▶ _RECORDS FOR PROCESSING_:
________
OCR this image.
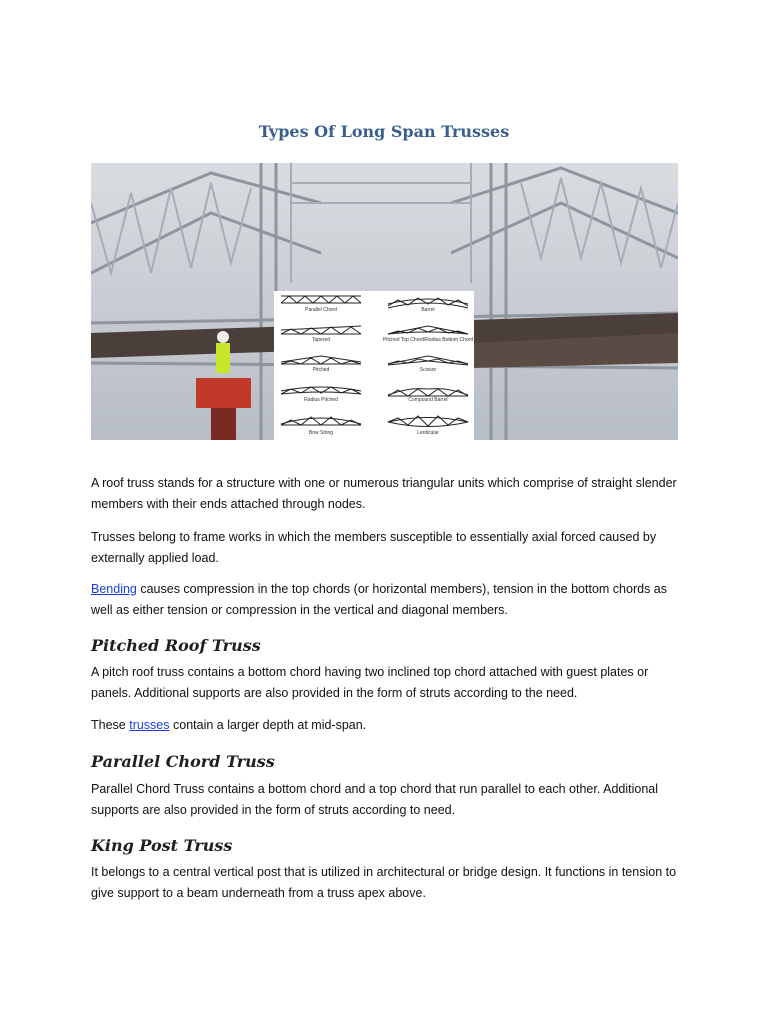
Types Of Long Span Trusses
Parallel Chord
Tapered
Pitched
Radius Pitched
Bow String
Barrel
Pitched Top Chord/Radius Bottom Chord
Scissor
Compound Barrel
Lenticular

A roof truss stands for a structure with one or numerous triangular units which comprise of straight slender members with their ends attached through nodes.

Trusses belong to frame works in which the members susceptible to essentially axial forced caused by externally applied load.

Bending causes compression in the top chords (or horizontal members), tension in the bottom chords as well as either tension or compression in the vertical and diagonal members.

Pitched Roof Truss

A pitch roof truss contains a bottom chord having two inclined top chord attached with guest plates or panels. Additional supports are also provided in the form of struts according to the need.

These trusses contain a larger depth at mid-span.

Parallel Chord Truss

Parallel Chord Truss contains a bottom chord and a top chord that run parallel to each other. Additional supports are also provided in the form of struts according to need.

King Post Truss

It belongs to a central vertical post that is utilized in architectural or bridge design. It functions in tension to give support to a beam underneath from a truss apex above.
________
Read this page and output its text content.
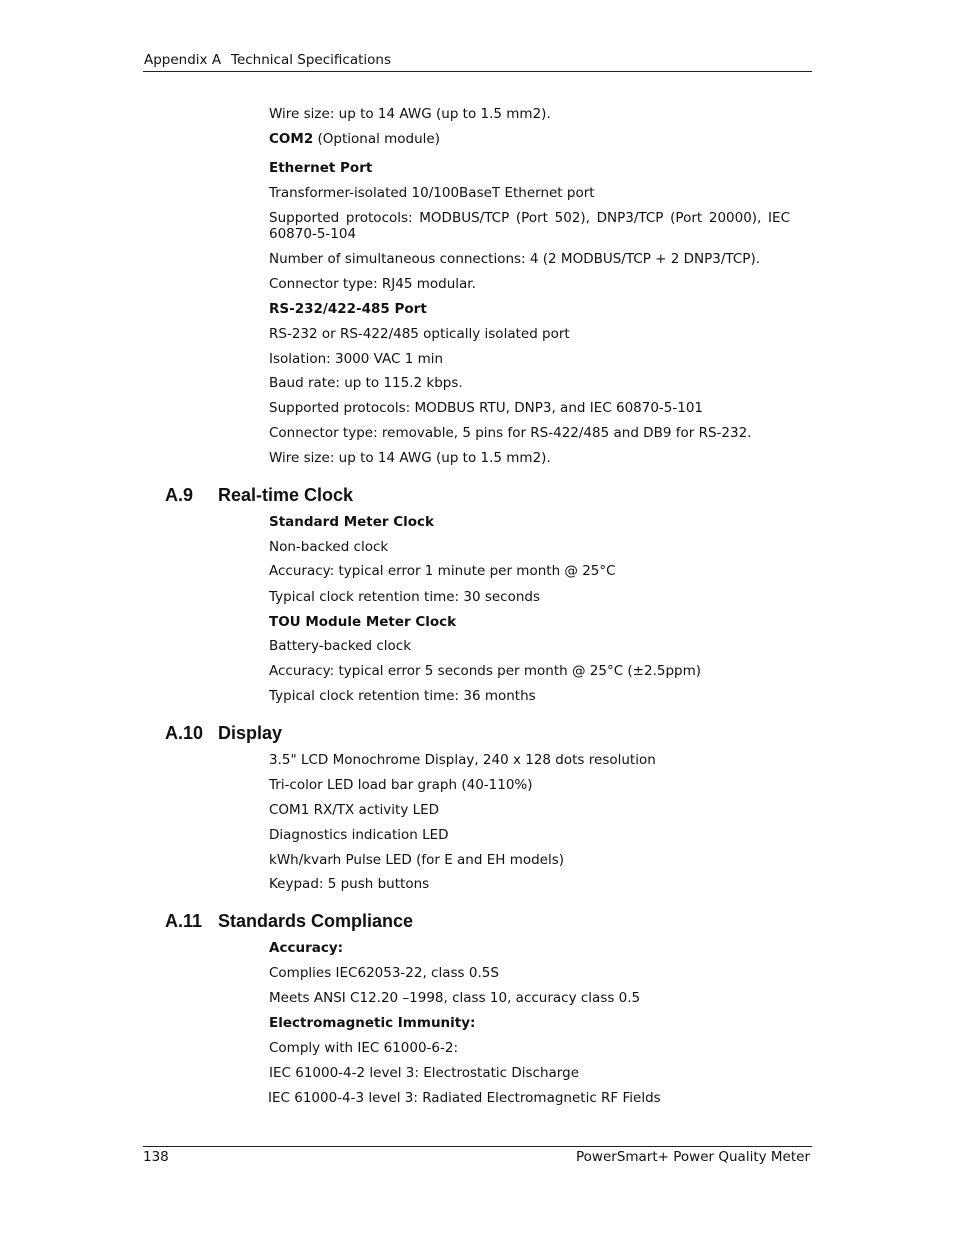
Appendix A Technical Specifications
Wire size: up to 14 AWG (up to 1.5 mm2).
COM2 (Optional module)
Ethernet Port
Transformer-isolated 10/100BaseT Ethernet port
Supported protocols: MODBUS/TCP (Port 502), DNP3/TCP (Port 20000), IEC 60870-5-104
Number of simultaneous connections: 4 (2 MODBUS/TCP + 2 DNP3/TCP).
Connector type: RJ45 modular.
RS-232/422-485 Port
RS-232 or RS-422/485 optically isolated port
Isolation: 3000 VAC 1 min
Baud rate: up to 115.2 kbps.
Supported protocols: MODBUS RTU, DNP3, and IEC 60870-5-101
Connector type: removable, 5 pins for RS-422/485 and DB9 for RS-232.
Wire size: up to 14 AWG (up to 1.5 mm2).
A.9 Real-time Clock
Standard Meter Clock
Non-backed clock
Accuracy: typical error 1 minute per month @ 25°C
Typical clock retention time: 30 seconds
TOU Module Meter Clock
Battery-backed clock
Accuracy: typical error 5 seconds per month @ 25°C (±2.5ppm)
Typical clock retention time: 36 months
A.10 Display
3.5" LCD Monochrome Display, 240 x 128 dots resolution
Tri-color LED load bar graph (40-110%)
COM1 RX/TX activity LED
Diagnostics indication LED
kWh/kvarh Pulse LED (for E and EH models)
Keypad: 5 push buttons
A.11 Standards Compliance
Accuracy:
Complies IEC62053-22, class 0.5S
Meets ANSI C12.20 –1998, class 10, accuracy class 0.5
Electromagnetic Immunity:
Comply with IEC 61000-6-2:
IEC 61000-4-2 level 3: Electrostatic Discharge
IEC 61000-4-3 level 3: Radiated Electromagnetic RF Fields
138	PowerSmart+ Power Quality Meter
________
▶ _TASK OBJECTIVE_:
Identify and list each line with the word "protocols".

▶ _ANSWER FOR THIS EXERCISE_:
Supported protocols: MODBUS/TCP (Port 502), DNP3/TCP (Port 20000), IEC 60870-5-104
Supported protocols: MODBUS RTU, DNP3, and IEC 60870-5-101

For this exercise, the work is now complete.